> [PROVIDED MATERIAL]
☆ ☆ ☆

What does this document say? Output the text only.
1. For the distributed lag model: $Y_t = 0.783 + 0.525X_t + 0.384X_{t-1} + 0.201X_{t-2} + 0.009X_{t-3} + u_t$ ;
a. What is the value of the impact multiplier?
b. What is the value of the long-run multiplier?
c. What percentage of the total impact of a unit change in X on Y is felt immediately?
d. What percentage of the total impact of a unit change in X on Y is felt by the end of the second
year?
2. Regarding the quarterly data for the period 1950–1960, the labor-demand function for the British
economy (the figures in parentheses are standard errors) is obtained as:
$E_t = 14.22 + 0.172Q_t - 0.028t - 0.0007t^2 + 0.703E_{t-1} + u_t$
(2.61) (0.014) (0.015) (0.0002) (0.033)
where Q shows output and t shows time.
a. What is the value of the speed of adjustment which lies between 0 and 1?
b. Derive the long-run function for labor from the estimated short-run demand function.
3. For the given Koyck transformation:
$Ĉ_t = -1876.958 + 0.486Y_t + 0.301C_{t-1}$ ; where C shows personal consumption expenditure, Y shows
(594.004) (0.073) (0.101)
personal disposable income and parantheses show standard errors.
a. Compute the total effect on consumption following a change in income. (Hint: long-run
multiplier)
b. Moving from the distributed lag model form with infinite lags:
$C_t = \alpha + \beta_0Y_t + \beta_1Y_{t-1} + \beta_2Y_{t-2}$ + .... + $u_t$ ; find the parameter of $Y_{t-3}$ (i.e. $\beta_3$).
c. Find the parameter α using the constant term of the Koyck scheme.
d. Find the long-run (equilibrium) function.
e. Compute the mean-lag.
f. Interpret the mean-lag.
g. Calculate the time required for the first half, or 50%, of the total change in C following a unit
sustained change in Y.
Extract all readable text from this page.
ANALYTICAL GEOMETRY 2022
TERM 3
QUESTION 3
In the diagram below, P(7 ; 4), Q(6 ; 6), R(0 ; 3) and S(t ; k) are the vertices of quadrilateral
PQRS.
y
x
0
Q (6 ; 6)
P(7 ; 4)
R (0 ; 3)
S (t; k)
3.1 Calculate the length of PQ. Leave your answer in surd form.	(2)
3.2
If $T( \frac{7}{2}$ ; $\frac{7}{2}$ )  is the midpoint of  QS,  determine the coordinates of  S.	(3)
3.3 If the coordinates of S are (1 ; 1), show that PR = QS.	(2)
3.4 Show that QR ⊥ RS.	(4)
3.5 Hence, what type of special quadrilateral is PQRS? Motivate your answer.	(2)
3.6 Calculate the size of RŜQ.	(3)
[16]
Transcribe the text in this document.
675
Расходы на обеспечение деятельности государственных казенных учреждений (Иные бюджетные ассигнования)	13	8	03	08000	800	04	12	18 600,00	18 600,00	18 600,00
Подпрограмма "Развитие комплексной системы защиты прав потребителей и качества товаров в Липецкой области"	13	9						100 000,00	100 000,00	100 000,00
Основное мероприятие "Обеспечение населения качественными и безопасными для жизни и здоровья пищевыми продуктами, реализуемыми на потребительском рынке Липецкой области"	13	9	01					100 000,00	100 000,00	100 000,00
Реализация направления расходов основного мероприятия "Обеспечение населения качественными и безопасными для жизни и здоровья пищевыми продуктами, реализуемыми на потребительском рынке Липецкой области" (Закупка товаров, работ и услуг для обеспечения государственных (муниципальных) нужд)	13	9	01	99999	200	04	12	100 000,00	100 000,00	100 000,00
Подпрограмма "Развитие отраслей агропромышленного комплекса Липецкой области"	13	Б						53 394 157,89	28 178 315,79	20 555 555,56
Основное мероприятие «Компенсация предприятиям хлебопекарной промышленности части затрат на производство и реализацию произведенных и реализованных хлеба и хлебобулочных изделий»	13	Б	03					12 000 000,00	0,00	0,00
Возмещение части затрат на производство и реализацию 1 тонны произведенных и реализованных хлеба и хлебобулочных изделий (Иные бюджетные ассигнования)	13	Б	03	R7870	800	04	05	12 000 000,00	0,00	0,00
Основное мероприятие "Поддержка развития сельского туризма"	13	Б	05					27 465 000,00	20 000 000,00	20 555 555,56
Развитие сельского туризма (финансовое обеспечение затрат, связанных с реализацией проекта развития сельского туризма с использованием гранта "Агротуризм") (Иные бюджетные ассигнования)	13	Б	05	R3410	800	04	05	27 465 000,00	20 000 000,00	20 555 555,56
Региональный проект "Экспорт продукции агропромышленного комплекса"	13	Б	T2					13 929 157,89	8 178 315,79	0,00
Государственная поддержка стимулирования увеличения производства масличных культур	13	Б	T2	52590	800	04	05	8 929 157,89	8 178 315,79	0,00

☆ ☆ ☆

> [GIVEN REQUEST]
Copy out the full set of records precisely, leaving nothing out.

> [COMPLETE ANSWER]
What does this document say? Output the text only.
1. For the distributed lag model: $Y_t = 0.783 + 0.525X_t + 0.384X_{t-1} + 0.201X_{t-2} + 0.009X_{t-3} + u_t$ ;
a. What is the value of the impact multiplier?
b. What is the value of the long-run multiplier?
c. What percentage of the total impact of a unit change in X on Y is felt immediately?
d. What percentage of the total impact of a unit change in X on Y is felt by the end of the second
year?
2. Regarding the quarterly data for the period 1950–1960, the labor-demand function for the British
economy (the figures in parentheses are standard errors) is obtained as:
$E_t = 14.22 + 0.172Q_t - 0.028t - 0.0007t^2 + 0.703E_{t-1} + u_t$
(2.61) (0.014) (0.015) (0.0002) (0.033)
where Q shows output and t shows time.
a. What is the value of the speed of adjustment which lies between 0 and 1?
b. Derive the long-run function for labor from the estimated short-run demand function.
3. For the given Koyck transformation:
$Ĉ_t = -1876.958 + 0.486Y_t + 0.301C_{t-1}$ ; where C shows personal consumption expenditure, Y shows
(594.004) (0.073) (0.101)
personal disposable income and parantheses show standard errors.
a. Compute the total effect on consumption following a change in income. (Hint: long-run
multiplier)
b. Moving from the distributed lag model form with infinite lags:
$C_t = \alpha + \beta_0Y_t + \beta_1Y_{t-1} + \beta_2Y_{t-2}$ + .... + $u_t$ ; find the parameter of $Y_{t-3}$ (i.e. $\beta_3$).
c. Find the parameter α using the constant term of the Koyck scheme.
d. Find the long-run (equilibrium) function.
e. Compute the mean-lag.
f. Interpret the mean-lag.
g. Calculate the time required for the first half, or 50%, of the total change in C following a unit
sustained change in Y.
Extract all readable text from this page.
ANALYTICAL GEOMETRY 2022
TERM 3
QUESTION 3
In the diagram below, P(7 ; 4), Q(6 ; 6), R(0 ; 3) and S(t ; k) are the vertices of quadrilateral
PQRS.
y
x
0
Q (6 ; 6)
P(7 ; 4)
R (0 ; 3)
S (t; k)
3.1 Calculate the length of PQ. Leave your answer in surd form.	(2)
3.2
If $T( \frac{7}{2}$ ; $\frac{7}{2}$ )  is the midpoint of  QS,  determine the coordinates of  S.	(3)
3.3 If the coordinates of S are (1 ; 1), show that PR = QS.	(2)
3.4 Show that QR ⊥ RS.	(4)
3.5 Hence, what type of special quadrilateral is PQRS? Motivate your answer.	(2)
3.6 Calculate the size of RŜQ.	(3)
[16]
Transcribe the text in this document.
675
Расходы на обеспечение деятельности государственных казенных учреждений (Иные бюджетные ассигнования)	13	8	03	08000	800	04	12	18 600,00	18 600,00	18 600,00
Подпрограмма "Развитие комплексной системы защиты прав потребителей и качества товаров в Липецкой области"	13	9						100 000,00	100 000,00	100 000,00
Основное мероприятие "Обеспечение населения качественными и безопасными для жизни и здоровья пищевыми продуктами, реализуемыми на потребительском рынке Липецкой области"	13	9	01					100 000,00	100 000,00	100 000,00
Реализация направления расходов основного мероприятия "Обеспечение населения качественными и безопасными для жизни и здоровья пищевыми продуктами, реализуемыми на потребительском рынке Липецкой области" (Закупка товаров, работ и услуг для обеспечения государственных (муниципальных) нужд)	13	9	01	99999	200	04	12	100 000,00	100 000,00	100 000,00
Подпрограмма "Развитие отраслей агропромышленного комплекса Липецкой области"	13	Б						53 394 157,89	28 178 315,79	20 555 555,56
Основное мероприятие «Компенсация предприятиям хлебопекарной промышленности части затрат на производство и реализацию произведенных и реализованных хлеба и хлебобулочных изделий»	13	Б	03					12 000 000,00	0,00	0,00
Возмещение части затрат на производство и реализацию 1 тонны произведенных и реализованных хлеба и хлебобулочных изделий (Иные бюджетные ассигнования)	13	Б	03	R7870	800	04	05	12 000 000,00	0,00	0,00
Основное мероприятие "Поддержка развития сельского туризма"	13	Б	05					27 465 000,00	20 000 000,00	20 555 555,56
Развитие сельского туризма (финансовое обеспечение затрат, связанных с реализацией проекта развития сельского туризма с использованием гранта "Агротуризм") (Иные бюджетные ассигнования)	13	Б	05	R3410	800	04	05	27 465 000,00	20 000 000,00	20 555 555,56
Региональный проект "Экспорт продукции агропромышленного комплекса"	13	Б	T2					13 929 157,89	8 178 315,79	0,00
Государственная поддержка стимулирования увеличения производства масличных культур	13	Б	T2	52590	800	04	05	8 929 157,89	8 178 315,79	0,00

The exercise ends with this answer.